WHAT YOU NEED TO DO: Reproduce everything in the listing from its first line down to the line containing "Point — [93, 694, 115, 708]", swapping "screenshot" for "view" and leaving all else unchanged.

SUPPLIED DATA:

— start —

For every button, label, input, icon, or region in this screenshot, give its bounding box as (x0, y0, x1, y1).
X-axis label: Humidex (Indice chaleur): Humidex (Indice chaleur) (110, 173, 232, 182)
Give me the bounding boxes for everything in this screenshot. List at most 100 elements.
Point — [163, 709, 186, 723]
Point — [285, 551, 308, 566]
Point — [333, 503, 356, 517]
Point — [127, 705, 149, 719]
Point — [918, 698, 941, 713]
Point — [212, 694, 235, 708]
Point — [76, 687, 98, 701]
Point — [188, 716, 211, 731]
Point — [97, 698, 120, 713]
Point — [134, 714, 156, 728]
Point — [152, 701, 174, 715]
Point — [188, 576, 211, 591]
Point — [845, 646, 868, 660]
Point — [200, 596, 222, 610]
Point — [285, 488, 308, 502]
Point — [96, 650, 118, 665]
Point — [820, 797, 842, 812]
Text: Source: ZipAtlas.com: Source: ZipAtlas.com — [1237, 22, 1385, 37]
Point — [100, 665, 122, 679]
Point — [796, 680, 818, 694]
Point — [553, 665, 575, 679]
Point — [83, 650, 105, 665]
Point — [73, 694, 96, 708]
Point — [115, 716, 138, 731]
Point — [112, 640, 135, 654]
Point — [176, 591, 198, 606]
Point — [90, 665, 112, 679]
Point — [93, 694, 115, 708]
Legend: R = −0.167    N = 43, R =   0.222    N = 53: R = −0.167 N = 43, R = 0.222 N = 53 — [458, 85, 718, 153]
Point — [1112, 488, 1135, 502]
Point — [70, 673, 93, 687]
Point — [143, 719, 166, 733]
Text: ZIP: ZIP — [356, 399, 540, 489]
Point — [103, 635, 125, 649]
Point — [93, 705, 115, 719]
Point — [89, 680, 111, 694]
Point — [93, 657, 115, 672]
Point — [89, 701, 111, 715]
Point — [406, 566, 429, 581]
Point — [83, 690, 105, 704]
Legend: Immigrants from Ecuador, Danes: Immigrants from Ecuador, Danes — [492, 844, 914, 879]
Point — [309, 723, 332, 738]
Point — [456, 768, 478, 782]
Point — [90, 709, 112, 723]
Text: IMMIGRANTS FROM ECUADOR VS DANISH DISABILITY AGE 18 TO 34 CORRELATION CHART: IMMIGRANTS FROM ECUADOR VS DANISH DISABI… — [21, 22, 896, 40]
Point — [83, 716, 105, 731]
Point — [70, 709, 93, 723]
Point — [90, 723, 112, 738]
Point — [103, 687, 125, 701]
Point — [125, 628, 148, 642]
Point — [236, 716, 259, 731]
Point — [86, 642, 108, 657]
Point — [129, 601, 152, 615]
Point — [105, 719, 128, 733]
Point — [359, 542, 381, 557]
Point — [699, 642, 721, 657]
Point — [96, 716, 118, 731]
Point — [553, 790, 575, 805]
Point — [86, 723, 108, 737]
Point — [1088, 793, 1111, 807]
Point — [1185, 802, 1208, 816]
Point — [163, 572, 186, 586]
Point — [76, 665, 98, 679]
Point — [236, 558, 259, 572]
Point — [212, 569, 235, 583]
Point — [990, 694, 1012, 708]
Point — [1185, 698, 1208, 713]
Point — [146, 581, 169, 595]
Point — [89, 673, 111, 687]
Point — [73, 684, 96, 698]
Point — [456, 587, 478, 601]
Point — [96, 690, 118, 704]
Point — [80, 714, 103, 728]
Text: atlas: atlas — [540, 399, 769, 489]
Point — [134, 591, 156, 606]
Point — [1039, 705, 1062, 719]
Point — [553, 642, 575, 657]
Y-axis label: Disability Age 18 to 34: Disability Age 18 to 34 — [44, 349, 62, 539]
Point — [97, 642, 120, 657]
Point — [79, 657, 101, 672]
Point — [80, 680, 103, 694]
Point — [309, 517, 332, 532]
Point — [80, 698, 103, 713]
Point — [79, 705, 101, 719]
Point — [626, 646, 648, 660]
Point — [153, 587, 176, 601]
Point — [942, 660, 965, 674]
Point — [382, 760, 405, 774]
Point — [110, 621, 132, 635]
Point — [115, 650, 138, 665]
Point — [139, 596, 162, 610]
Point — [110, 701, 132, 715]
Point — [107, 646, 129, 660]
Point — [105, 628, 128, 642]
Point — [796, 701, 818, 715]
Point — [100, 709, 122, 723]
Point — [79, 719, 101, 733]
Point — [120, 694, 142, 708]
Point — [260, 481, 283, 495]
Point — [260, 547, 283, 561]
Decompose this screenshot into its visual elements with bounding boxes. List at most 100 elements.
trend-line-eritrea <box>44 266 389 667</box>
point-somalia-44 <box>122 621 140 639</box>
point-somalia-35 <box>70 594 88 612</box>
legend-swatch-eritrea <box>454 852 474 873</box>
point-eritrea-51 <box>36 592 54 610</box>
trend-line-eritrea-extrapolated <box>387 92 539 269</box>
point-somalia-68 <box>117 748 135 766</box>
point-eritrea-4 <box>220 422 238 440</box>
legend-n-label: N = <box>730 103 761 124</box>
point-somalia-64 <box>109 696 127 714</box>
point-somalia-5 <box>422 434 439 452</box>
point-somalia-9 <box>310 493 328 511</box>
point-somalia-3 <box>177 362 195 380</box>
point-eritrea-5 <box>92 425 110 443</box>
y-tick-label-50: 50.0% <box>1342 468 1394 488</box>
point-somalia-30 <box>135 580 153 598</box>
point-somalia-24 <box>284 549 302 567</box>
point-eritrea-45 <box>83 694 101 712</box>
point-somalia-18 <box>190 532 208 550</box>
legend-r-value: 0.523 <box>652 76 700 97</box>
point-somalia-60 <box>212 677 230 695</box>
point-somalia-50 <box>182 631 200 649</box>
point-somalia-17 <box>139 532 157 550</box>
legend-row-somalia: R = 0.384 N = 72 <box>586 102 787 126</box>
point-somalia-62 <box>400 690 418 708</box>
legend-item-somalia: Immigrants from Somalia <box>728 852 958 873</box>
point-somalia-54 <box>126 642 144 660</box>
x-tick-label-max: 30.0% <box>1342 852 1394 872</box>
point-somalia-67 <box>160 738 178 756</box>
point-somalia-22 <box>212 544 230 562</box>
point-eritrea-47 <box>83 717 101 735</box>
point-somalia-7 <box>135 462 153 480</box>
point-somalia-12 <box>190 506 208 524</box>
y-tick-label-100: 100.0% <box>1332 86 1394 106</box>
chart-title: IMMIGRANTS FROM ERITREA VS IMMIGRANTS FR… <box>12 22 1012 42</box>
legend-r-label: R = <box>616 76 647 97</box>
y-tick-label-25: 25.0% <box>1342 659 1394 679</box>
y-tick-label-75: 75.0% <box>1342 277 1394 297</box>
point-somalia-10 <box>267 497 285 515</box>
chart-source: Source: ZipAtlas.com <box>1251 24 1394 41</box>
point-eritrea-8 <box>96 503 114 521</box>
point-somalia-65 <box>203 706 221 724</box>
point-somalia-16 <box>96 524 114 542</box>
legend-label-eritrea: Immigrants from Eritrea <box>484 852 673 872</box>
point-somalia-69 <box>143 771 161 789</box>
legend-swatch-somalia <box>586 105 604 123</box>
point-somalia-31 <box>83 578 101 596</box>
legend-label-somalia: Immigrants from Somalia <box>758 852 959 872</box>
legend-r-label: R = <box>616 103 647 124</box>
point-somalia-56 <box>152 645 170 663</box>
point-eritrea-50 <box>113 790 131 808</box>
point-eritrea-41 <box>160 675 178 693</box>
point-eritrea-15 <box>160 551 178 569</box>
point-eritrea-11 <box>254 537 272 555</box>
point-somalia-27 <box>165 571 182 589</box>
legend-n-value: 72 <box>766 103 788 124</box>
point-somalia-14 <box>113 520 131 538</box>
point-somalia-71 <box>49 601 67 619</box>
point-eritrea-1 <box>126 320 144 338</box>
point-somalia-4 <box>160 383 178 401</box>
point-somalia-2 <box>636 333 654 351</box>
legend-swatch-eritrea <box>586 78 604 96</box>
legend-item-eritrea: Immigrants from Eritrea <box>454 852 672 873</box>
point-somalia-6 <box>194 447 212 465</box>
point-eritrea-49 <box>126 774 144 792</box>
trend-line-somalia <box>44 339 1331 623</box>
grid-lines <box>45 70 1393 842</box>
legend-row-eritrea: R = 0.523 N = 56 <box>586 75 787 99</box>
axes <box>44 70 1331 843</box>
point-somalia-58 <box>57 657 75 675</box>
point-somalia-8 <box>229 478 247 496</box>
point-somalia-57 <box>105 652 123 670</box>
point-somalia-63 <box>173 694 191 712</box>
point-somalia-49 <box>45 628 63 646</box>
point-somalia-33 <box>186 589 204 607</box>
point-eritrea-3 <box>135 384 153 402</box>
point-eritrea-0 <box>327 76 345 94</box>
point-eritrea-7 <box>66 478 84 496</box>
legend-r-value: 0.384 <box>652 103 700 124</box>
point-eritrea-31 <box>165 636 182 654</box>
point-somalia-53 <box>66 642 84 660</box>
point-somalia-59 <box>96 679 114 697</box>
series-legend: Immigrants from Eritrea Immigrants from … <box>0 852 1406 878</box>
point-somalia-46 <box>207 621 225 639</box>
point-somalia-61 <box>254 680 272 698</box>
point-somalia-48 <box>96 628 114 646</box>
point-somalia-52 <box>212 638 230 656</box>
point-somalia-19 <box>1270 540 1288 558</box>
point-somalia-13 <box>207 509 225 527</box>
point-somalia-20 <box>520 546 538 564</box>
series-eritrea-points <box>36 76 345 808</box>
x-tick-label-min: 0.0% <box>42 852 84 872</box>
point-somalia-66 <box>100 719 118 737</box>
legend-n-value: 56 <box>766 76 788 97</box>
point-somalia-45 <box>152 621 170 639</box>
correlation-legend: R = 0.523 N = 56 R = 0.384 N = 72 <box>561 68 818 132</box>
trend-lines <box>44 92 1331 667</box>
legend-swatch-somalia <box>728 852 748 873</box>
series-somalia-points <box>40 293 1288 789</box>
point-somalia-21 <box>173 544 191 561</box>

— end —

COMPLETE OUTPUT:
For every button, label, input, icon, or region in this view, give its bounding box as (x0, y0, x1, y1).
X-axis label: Humidex (Indice chaleur): Humidex (Indice chaleur) (110, 173, 232, 182)
Give me the bounding boxes for everything in this view. List at most 100 elements.
Point — [163, 709, 186, 723]
Point — [285, 551, 308, 566]
Point — [333, 503, 356, 517]
Point — [127, 705, 149, 719]
Point — [918, 698, 941, 713]
Point — [212, 694, 235, 708]
Point — [76, 687, 98, 701]
Point — [188, 716, 211, 731]
Point — [97, 698, 120, 713]
Point — [134, 714, 156, 728]
Point — [152, 701, 174, 715]
Point — [188, 576, 211, 591]
Point — [845, 646, 868, 660]
Point — [200, 596, 222, 610]
Point — [285, 488, 308, 502]
Point — [96, 650, 118, 665]
Point — [820, 797, 842, 812]
Text: Source: ZipAtlas.com: Source: ZipAtlas.com — [1237, 22, 1385, 37]
Point — [100, 665, 122, 679]
Point — [796, 680, 818, 694]
Point — [553, 665, 575, 679]
Point — [83, 650, 105, 665]
Point — [73, 694, 96, 708]
Point — [115, 716, 138, 731]
Point — [112, 640, 135, 654]
Point — [176, 591, 198, 606]
Point — [90, 665, 112, 679]
Point — [93, 694, 115, 708]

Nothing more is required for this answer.